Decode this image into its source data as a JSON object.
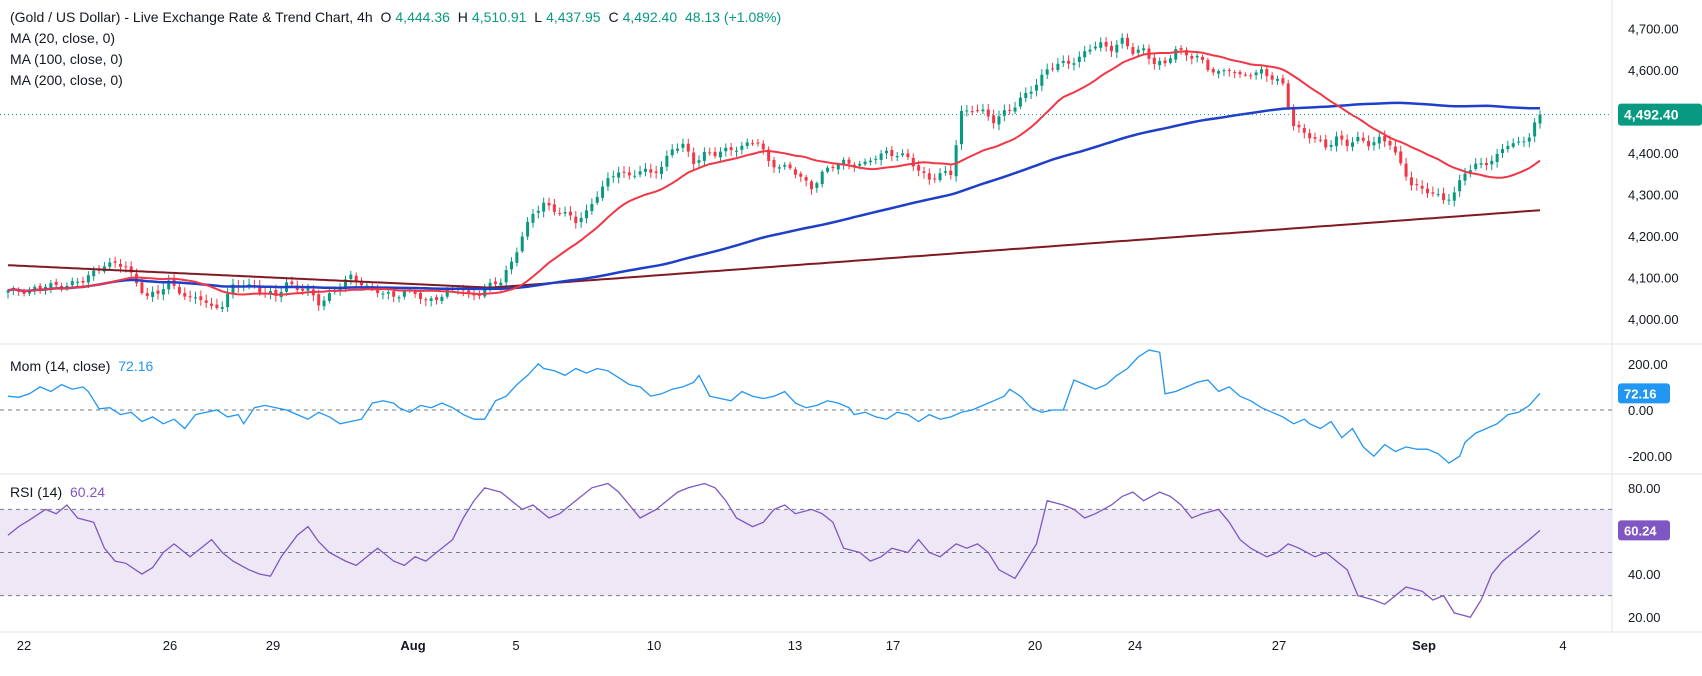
{
  "header": {
    "title": "(Gold / US Dollar) - Live Exchange Rate & Trend Chart, 4h",
    "o_label": "O",
    "o_value": "4,444.36",
    "h_label": "H",
    "h_value": "4,510.91",
    "l_label": "L",
    "l_value": "4,437.95",
    "c_label": "C",
    "c_value": "4,492.40",
    "change": "48.13 (+1.08%)",
    "ma_labels": [
      "MA (20, close, 0)",
      "MA (100, close, 0)",
      "MA (200, close, 0)"
    ]
  },
  "momentum": {
    "label": "Mom (14, close)",
    "value": "72.16"
  },
  "rsi": {
    "label": "RSI (14)",
    "value": "60.24"
  },
  "price_axis": {
    "ticks": [
      "4,700.00",
      "4,600.00",
      "4,500.00",
      "4,400.00",
      "4,300.00",
      "4,200.00",
      "4,100.00",
      "4,000.00"
    ],
    "last": "4,492.40"
  },
  "mom_axis": {
    "ticks": [
      "200.00",
      "0.00",
      "-200.00"
    ],
    "last": "72.16"
  },
  "rsi_axis": {
    "ticks": [
      "80.00",
      "40.00",
      "20.00"
    ],
    "last": "60.24"
  },
  "x_axis": {
    "ticks": [
      "22",
      "26",
      "29",
      "Aug",
      "5",
      "10",
      "13",
      "17",
      "20",
      "24",
      "27",
      "Sep",
      "4"
    ]
  },
  "colors": {
    "up": "#089981",
    "down": "#f23645",
    "ma20": "#f23645",
    "ma100": "#1e40c8",
    "ma200": "#801922",
    "mom": "#2196f3",
    "rsi": "#7e57c2",
    "rsi_band": "#ede7f6",
    "last_price": "#089981"
  },
  "chart_data": [
    {
      "type": "candlestick",
      "title": "(Gold / US Dollar) - Live Exchange Rate & Trend Chart, 4h",
      "x_ticks": [
        "22",
        "26",
        "29",
        "Aug",
        "5",
        "10",
        "13",
        "17",
        "20",
        "24",
        "27",
        "Sep",
        "4"
      ],
      "ylim": [
        3950,
        4720
      ],
      "close_path": [
        [
          0,
          4065
        ],
        [
          14,
          4090
        ],
        [
          18,
          4135
        ],
        [
          22,
          4125
        ],
        [
          24,
          4090
        ],
        [
          26,
          4055
        ],
        [
          28,
          4060
        ],
        [
          30,
          4090
        ],
        [
          32,
          4070
        ],
        [
          34,
          4045
        ],
        [
          36,
          4050
        ],
        [
          38,
          4030
        ],
        [
          40,
          4035
        ],
        [
          42,
          4075
        ],
        [
          44,
          4085
        ],
        [
          46,
          4080
        ],
        [
          48,
          4060
        ],
        [
          50,
          4055
        ],
        [
          52,
          4090
        ],
        [
          54,
          4075
        ],
        [
          56,
          4065
        ],
        [
          58,
          4040
        ],
        [
          62,
          4080
        ],
        [
          64,
          4100
        ],
        [
          66,
          4090
        ],
        [
          68,
          4070
        ],
        [
          70,
          4060
        ],
        [
          72,
          4055
        ],
        [
          74,
          4070
        ],
        [
          76,
          4060
        ],
        [
          78,
          4040
        ],
        [
          80,
          4055
        ],
        [
          82,
          4065
        ],
        [
          84,
          4075
        ],
        [
          86,
          4060
        ],
        [
          88,
          4065
        ],
        [
          90,
          4080
        ],
        [
          92,
          4090
        ],
        [
          94,
          4140
        ],
        [
          96,
          4200
        ],
        [
          98,
          4250
        ],
        [
          100,
          4280
        ],
        [
          102,
          4265
        ],
        [
          104,
          4250
        ],
        [
          106,
          4235
        ],
        [
          108,
          4260
        ],
        [
          110,
          4300
        ],
        [
          112,
          4330
        ],
        [
          114,
          4360
        ],
        [
          116,
          4345
        ],
        [
          118,
          4355
        ],
        [
          120,
          4350
        ],
        [
          122,
          4370
        ],
        [
          124,
          4410
        ],
        [
          126,
          4415
        ],
        [
          128,
          4380
        ],
        [
          130,
          4400
        ],
        [
          132,
          4395
        ],
        [
          134,
          4405
        ],
        [
          136,
          4415
        ],
        [
          138,
          4420
        ],
        [
          140,
          4425
        ],
        [
          142,
          4380
        ],
        [
          144,
          4370
        ],
        [
          146,
          4360
        ],
        [
          148,
          4340
        ],
        [
          150,
          4320
        ],
        [
          152,
          4350
        ],
        [
          154,
          4365
        ],
        [
          156,
          4380
        ],
        [
          158,
          4375
        ],
        [
          160,
          4370
        ],
        [
          162,
          4390
        ],
        [
          164,
          4405
        ],
        [
          166,
          4395
        ],
        [
          168,
          4385
        ],
        [
          170,
          4360
        ],
        [
          172,
          4340
        ],
        [
          174,
          4345
        ],
        [
          176,
          4350
        ],
        [
          178,
          4500
        ],
        [
          180,
          4505
        ],
        [
          182,
          4495
        ],
        [
          184,
          4480
        ],
        [
          186,
          4500
        ],
        [
          188,
          4510
        ],
        [
          190,
          4540
        ],
        [
          192,
          4570
        ],
        [
          194,
          4600
        ],
        [
          196,
          4610
        ],
        [
          198,
          4620
        ],
        [
          200,
          4630
        ],
        [
          202,
          4650
        ],
        [
          204,
          4660
        ],
        [
          206,
          4655
        ],
        [
          208,
          4670
        ],
        [
          210,
          4640
        ],
        [
          212,
          4650
        ],
        [
          214,
          4620
        ],
        [
          216,
          4610
        ],
        [
          218,
          4650
        ],
        [
          220,
          4640
        ],
        [
          222,
          4630
        ],
        [
          224,
          4600
        ],
        [
          226,
          4595
        ],
        [
          228,
          4605
        ],
        [
          230,
          4580
        ],
        [
          232,
          4590
        ],
        [
          234,
          4600
        ],
        [
          236,
          4580
        ],
        [
          238,
          4560
        ],
        [
          240,
          4470
        ],
        [
          242,
          4450
        ],
        [
          244,
          4430
        ],
        [
          246,
          4415
        ],
        [
          248,
          4440
        ],
        [
          250,
          4420
        ],
        [
          252,
          4430
        ],
        [
          254,
          4425
        ],
        [
          256,
          4435
        ],
        [
          258,
          4420
        ],
        [
          260,
          4370
        ],
        [
          262,
          4330
        ],
        [
          264,
          4310
        ],
        [
          266,
          4300
        ],
        [
          268,
          4290
        ],
        [
          270,
          4305
        ],
        [
          272,
          4350
        ],
        [
          274,
          4370
        ],
        [
          276,
          4380
        ],
        [
          278,
          4390
        ],
        [
          280,
          4420
        ],
        [
          282,
          4425
        ],
        [
          284,
          4444
        ],
        [
          286,
          4492
        ]
      ]
    },
    {
      "type": "line",
      "title": "Mom (14, close)",
      "ylim": [
        -260,
        260
      ],
      "x_ticks": [
        "22",
        "26",
        "29",
        "Aug",
        "5",
        "10",
        "13",
        "17",
        "20",
        "24",
        "27",
        "Sep",
        "4"
      ],
      "values": [
        60,
        55,
        70,
        100,
        80,
        110,
        90,
        100,
        80,
        5,
        10,
        -20,
        -10,
        -50,
        -30,
        -60,
        -40,
        -80,
        -20,
        -10,
        0,
        -30,
        -20,
        -60,
        10,
        20,
        10,
        0,
        -20,
        -40,
        -10,
        -30,
        -60,
        -50,
        -40,
        30,
        40,
        30,
        10,
        -10,
        20,
        10,
        30,
        10,
        -20,
        -40,
        -40,
        40,
        60,
        110,
        150,
        200,
        180,
        170,
        150,
        180,
        160,
        180,
        170,
        140,
        110,
        100,
        60,
        70,
        90,
        100,
        120,
        150,
        60,
        50,
        40,
        80,
        60,
        50,
        60,
        80,
        30,
        10,
        20,
        40,
        30,
        10,
        -20,
        -10,
        -30,
        -40,
        -10,
        -20,
        -50,
        -20,
        -40,
        -30,
        -10,
        0,
        20,
        40,
        60,
        90,
        60,
        10,
        -10,
        0,
        0,
        130,
        110,
        90,
        110,
        150,
        180,
        230,
        260,
        250,
        70,
        80,
        100,
        120,
        130,
        80,
        100,
        60,
        40,
        10,
        -10,
        -30,
        -60,
        -40,
        -60,
        -80,
        -50,
        -120,
        -80,
        -160,
        -200,
        -150,
        -180,
        -160,
        -170,
        -170,
        -190,
        -230,
        -200,
        -140,
        -100,
        -80,
        -60,
        -20,
        -10,
        20,
        72.16
      ]
    },
    {
      "type": "line",
      "title": "RSI (14)",
      "ylim": [
        15,
        85
      ],
      "x_ticks": [
        "22",
        "26",
        "29",
        "Aug",
        "5",
        "10",
        "13",
        "17",
        "20",
        "24",
        "27",
        "Sep",
        "4"
      ],
      "bands": [
        30,
        50,
        70
      ],
      "values": [
        58,
        62,
        65,
        70,
        68,
        72,
        66,
        64,
        52,
        46,
        45,
        40,
        43,
        50,
        54,
        48,
        52,
        56,
        50,
        46,
        42,
        40,
        39,
        48,
        58,
        62,
        55,
        50,
        46,
        44,
        48,
        52,
        46,
        44,
        48,
        46,
        50,
        56,
        66,
        74,
        80,
        78,
        74,
        70,
        72,
        66,
        68,
        72,
        76,
        80,
        82,
        78,
        72,
        66,
        70,
        74,
        78,
        80,
        82,
        80,
        74,
        66,
        62,
        64,
        70,
        72,
        68,
        70,
        68,
        64,
        52,
        50,
        46,
        48,
        52,
        50,
        56,
        50,
        48,
        54,
        52,
        54,
        50,
        42,
        38,
        46,
        54,
        74,
        72,
        70,
        66,
        68,
        72,
        76,
        78,
        74,
        78,
        76,
        72,
        66,
        68,
        70,
        64,
        56,
        52,
        48,
        50,
        54,
        52,
        48,
        50,
        46,
        42,
        30,
        28,
        26,
        30,
        34,
        32,
        28,
        30,
        22,
        20,
        28,
        40,
        46,
        52,
        56,
        60.24
      ]
    }
  ]
}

————

* AIM OF THE EXERCISE *
Choose all lines containing the string "Gold" and copy them out.

* RESULT OF THIS TASK *
    "title": "(Gold / US Dollar) - Live Exchange Rate & Trend Chart, 4h",
      "title": "(Gold / US Dollar) - Live Exchange Rate & Trend Chart, 4h",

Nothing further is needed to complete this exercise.